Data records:
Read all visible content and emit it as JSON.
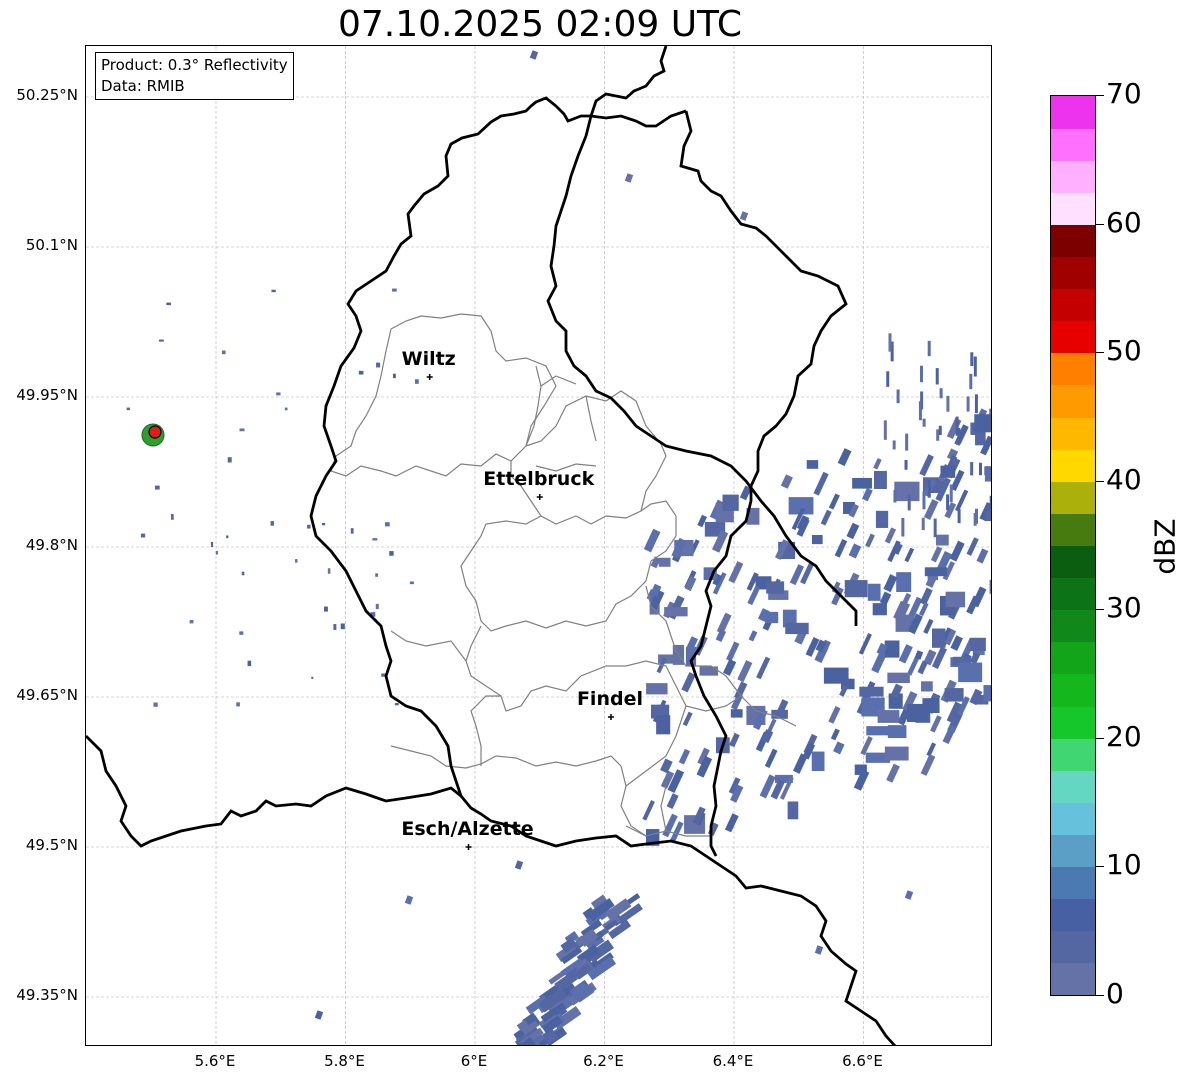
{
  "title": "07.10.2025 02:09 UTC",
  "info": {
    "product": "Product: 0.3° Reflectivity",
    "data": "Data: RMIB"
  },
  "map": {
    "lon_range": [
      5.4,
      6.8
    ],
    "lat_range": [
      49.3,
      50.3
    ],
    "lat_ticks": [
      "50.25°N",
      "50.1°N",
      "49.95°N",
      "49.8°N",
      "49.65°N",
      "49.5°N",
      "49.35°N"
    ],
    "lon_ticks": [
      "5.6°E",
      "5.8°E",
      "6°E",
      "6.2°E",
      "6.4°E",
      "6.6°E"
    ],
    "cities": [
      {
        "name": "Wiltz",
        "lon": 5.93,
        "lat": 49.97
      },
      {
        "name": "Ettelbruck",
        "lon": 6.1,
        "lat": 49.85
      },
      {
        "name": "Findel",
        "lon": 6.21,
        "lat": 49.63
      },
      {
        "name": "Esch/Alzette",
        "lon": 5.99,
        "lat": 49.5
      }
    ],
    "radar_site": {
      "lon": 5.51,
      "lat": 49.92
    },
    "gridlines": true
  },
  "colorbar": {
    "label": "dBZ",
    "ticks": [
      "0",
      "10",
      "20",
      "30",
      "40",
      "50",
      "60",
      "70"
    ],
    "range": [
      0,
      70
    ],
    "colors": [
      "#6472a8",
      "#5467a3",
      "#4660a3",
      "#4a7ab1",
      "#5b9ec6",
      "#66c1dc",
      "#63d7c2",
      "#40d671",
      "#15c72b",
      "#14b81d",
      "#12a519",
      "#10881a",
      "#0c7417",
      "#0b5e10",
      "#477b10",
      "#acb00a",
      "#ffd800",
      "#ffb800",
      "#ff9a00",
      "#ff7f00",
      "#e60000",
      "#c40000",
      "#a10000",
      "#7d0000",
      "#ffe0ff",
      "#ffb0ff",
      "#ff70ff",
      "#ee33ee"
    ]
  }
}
--
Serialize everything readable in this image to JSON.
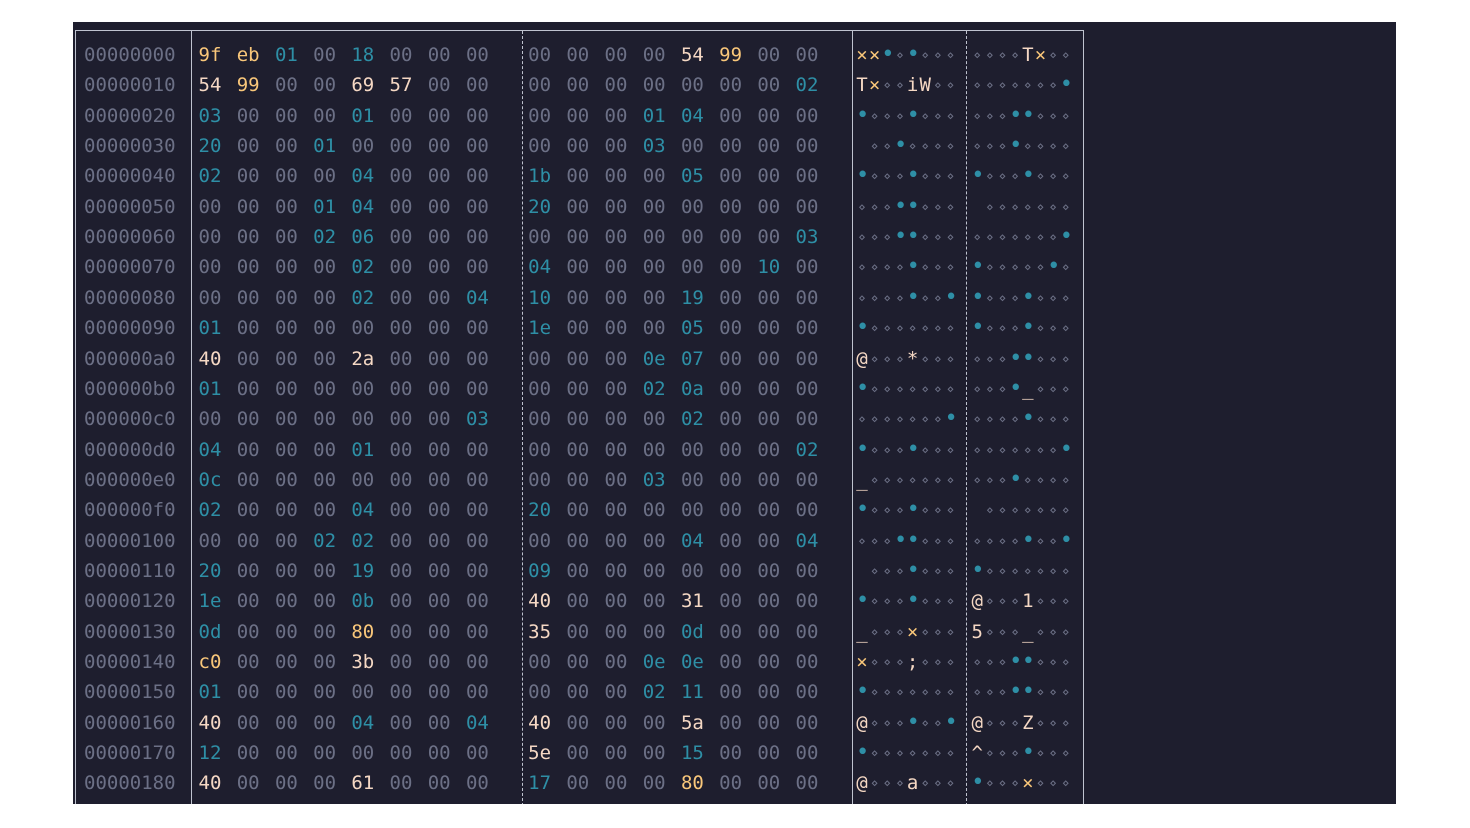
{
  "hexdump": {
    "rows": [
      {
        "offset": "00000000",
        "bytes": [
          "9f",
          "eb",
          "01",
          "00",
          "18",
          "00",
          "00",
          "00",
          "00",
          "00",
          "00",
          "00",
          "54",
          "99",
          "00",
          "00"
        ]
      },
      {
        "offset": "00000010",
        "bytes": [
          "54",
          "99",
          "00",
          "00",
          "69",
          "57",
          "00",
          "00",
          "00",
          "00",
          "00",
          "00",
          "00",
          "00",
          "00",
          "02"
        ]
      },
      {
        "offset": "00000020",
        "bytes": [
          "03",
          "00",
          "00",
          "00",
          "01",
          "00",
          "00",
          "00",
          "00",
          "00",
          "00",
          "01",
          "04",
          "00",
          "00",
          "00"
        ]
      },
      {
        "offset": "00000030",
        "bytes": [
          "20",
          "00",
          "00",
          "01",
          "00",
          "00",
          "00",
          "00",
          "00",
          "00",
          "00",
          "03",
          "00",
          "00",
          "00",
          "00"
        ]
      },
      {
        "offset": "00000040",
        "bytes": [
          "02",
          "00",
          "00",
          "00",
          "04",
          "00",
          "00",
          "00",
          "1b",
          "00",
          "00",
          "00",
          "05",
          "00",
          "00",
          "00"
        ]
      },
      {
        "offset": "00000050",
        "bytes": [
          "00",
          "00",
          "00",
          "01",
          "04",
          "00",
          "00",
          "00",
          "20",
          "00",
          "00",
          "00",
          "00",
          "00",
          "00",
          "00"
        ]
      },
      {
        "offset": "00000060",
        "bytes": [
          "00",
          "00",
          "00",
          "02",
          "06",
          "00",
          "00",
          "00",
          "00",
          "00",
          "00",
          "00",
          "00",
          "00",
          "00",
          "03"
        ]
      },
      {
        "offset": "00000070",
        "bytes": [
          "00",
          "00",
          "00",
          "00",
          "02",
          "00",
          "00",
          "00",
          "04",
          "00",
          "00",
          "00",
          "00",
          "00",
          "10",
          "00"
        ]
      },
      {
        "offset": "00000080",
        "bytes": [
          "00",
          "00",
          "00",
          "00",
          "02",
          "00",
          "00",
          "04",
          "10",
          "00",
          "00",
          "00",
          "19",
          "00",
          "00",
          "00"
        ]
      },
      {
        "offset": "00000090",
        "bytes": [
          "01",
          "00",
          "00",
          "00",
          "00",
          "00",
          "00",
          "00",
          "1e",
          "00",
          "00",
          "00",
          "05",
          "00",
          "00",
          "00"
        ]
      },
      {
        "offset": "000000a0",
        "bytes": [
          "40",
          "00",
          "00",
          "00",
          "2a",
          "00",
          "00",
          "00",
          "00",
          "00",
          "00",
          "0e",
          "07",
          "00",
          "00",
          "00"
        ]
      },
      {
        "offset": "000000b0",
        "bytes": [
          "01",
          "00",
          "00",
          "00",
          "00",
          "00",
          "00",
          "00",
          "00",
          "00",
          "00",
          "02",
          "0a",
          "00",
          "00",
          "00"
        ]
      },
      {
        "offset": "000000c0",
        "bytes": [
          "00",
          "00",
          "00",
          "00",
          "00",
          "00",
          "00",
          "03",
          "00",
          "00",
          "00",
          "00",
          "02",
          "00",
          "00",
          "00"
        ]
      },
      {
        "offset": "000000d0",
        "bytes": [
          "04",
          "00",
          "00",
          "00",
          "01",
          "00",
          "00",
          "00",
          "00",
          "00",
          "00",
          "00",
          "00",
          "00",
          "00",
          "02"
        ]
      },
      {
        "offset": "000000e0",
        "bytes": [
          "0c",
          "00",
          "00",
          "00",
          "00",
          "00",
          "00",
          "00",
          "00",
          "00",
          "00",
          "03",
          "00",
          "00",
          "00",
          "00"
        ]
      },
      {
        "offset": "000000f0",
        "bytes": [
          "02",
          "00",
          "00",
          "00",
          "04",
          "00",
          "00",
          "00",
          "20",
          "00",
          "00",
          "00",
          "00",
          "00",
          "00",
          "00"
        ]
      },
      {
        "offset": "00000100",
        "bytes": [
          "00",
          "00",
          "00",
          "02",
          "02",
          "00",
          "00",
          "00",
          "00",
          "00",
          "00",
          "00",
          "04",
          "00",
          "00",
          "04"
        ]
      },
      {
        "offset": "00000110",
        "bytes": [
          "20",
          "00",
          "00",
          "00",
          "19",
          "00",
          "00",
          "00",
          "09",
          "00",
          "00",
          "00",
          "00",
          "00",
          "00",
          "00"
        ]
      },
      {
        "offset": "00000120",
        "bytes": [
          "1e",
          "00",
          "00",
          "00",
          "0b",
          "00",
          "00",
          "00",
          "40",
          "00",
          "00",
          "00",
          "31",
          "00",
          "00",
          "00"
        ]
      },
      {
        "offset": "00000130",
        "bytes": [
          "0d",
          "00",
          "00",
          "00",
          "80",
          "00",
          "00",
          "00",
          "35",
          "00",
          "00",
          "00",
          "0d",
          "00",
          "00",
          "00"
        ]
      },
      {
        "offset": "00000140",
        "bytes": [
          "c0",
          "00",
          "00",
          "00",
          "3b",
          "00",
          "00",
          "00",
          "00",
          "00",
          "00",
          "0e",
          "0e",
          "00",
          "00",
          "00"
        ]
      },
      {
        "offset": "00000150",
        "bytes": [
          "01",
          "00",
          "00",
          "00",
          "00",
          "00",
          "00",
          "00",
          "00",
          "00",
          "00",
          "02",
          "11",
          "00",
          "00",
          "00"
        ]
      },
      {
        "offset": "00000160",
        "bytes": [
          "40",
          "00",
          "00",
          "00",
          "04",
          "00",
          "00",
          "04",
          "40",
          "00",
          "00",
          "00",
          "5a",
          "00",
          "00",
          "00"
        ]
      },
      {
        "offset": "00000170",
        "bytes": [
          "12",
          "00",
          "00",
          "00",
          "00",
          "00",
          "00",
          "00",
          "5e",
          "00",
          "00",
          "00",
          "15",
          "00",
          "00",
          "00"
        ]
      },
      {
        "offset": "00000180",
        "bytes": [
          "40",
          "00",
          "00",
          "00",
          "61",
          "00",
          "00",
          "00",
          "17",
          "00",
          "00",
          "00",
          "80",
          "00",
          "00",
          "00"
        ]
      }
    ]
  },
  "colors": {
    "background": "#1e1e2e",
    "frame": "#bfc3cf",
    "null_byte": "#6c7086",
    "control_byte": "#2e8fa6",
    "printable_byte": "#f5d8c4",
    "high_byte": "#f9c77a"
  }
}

__Goal of the exercise__.
Pick out the lines above containing the word "name", then copy them.

__Worked solution__.
        "name": "Wiltz",
        "name": "Ettelbruck",
        "name": "Findel",
        "name": "Esch/Alzette",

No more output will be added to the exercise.